> [Task description]
Gather all lines containing the string "placeholder" and copy them out.

Data items
= = = =

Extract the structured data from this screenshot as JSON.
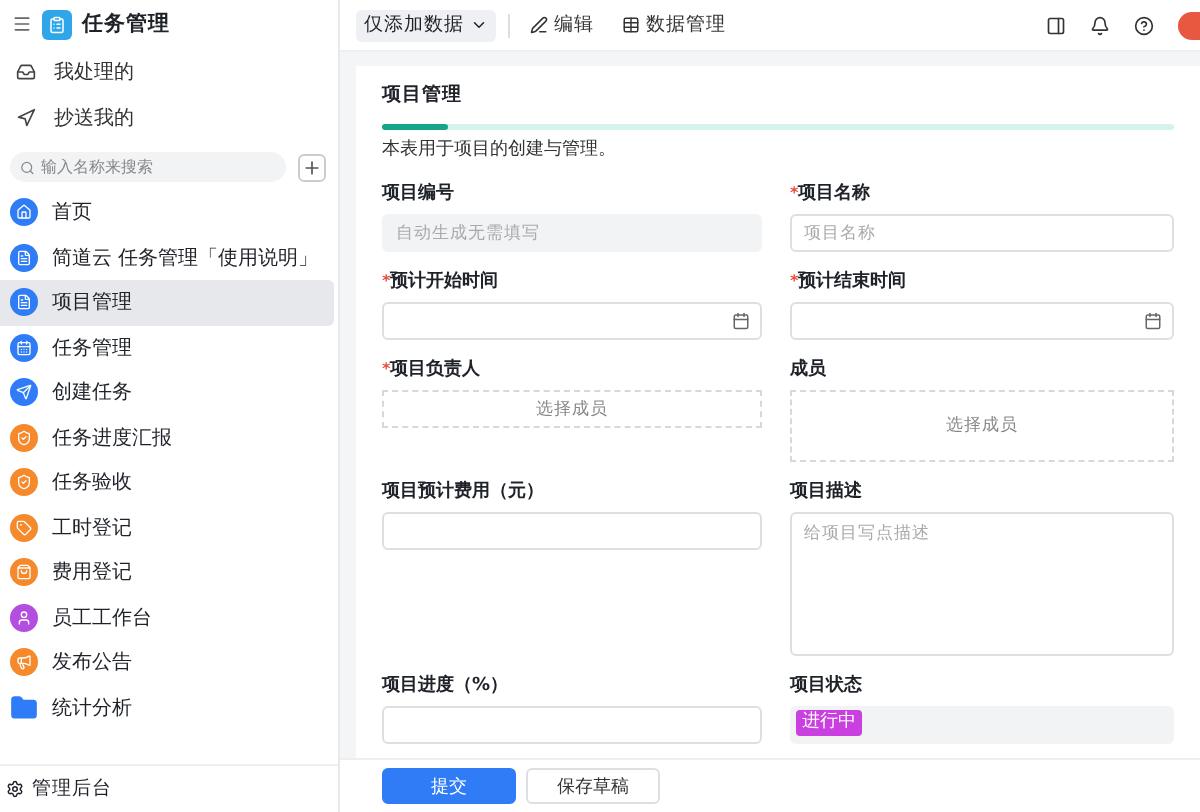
{
  "app": {
    "title": "任务管理"
  },
  "sidebar": {
    "top_items": [
      {
        "label": "我处理的"
      },
      {
        "label": "抄送我的"
      }
    ],
    "search": {
      "placeholder": "输入名称来搜索"
    },
    "items": [
      {
        "label": "首页",
        "kind": "circle",
        "color": "#2f7cf6",
        "selected": false
      },
      {
        "label": "简道云 任务管理「使用说明」",
        "kind": "circle",
        "color": "#2f7cf6",
        "selected": false
      },
      {
        "label": "项目管理",
        "kind": "circle",
        "color": "#2f7cf6",
        "selected": true
      },
      {
        "label": "任务管理",
        "kind": "circle",
        "color": "#2f7cf6",
        "selected": false
      },
      {
        "label": "创建任务",
        "kind": "circle",
        "color": "#2f7cf6",
        "selected": false
      },
      {
        "label": "任务进度汇报",
        "kind": "circle",
        "color": "#f5892b",
        "selected": false
      },
      {
        "label": "任务验收",
        "kind": "circle",
        "color": "#f5892b",
        "selected": false
      },
      {
        "label": "工时登记",
        "kind": "circle",
        "color": "#f5892b",
        "selected": false
      },
      {
        "label": "费用登记",
        "kind": "circle",
        "color": "#f5892b",
        "selected": false
      },
      {
        "label": "员工工作台",
        "kind": "circle",
        "color": "#b44ee0",
        "selected": false
      },
      {
        "label": "发布公告",
        "kind": "circle",
        "color": "#f5892b",
        "selected": false
      },
      {
        "label": "统计分析",
        "kind": "folder",
        "color": "#2f7cf6",
        "selected": false
      }
    ],
    "footer": "管理后台"
  },
  "toolbar": {
    "mode": "仅添加数据",
    "actions": [
      "编辑",
      "数据管理"
    ]
  },
  "form": {
    "title": "项目管理",
    "description": "本表用于项目的创建与管理。",
    "required_mark": "*",
    "fields": [
      {
        "label": "项目编号",
        "required": false,
        "kind": "text",
        "placeholder": "自动生成无需填写",
        "disabled": true
      },
      {
        "label": "项目名称",
        "required": true,
        "kind": "text",
        "placeholder": "项目名称",
        "disabled": false
      },
      {
        "label": "预计开始时间",
        "required": true,
        "kind": "date"
      },
      {
        "label": "预计结束时间",
        "required": true,
        "kind": "date"
      },
      {
        "label": "项目负责人",
        "required": true,
        "kind": "member",
        "prompt": "选择成员"
      },
      {
        "label": "成员",
        "required": false,
        "kind": "members",
        "prompt": "选择成员"
      },
      {
        "label": "项目预计费用（元）",
        "required": false,
        "kind": "text",
        "disabled": false
      },
      {
        "label": "项目描述",
        "required": false,
        "kind": "textarea",
        "placeholder": "给项目写点描述"
      },
      {
        "label": "项目进度（%）",
        "required": false,
        "kind": "text",
        "disabled": false
      },
      {
        "label": "项目状态",
        "required": false,
        "kind": "tag",
        "value": "进行中"
      }
    ]
  },
  "buttons": [
    {
      "label": "提交",
      "kind": "primary"
    },
    {
      "label": "保存草稿",
      "kind": "secondary"
    }
  ]
}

= = = =

> [Written response]
      "placeholder": "输入名称来搜索"
        "placeholder": "自动生成无需填写",
        "placeholder": "项目名称",
        "placeholder": "给项目写点描述"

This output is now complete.